> **Brief**:
Extract each line of the data and write it out again exactly.

> **Record excerpts**:
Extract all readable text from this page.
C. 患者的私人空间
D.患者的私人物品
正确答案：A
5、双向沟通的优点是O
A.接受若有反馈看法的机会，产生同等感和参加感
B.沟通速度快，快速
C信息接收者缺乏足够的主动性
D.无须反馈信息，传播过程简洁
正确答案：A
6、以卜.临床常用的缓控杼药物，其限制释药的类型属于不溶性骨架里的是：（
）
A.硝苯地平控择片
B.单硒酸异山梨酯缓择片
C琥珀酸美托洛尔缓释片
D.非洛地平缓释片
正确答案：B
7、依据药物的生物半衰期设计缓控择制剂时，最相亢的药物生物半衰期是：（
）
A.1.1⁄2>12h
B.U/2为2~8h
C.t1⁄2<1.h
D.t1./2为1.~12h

> **Response below**:
Extract all readable text from this page.
C. 患者的私人空间
D.患者的私人物品
正确答案：A
5、双向沟通的优点是O
A.接受若有反馈看法的机会，产生同等感和参加感
B.沟通速度快，快速
C信息接收者缺乏足够的主动性
D.无须反馈信息，传播过程简洁
正确答案：A
6、以卜.临床常用的缓控杼药物，其限制释药的类型属于不溶性骨架里的是：（
）
A.硝苯地平控择片
B.单硒酸异山梨酯缓择片
C琥珀酸美托洛尔缓释片
D.非洛地平缓释片
正确答案：B
7、依据药物的生物半衰期设计缓控择制剂时，最相亢的药物生物半衰期是：（
）
A.1.1⁄2>12h
B.U/2为2~8h
C.t1⁄2<1.h
D.t1./2为1.~12h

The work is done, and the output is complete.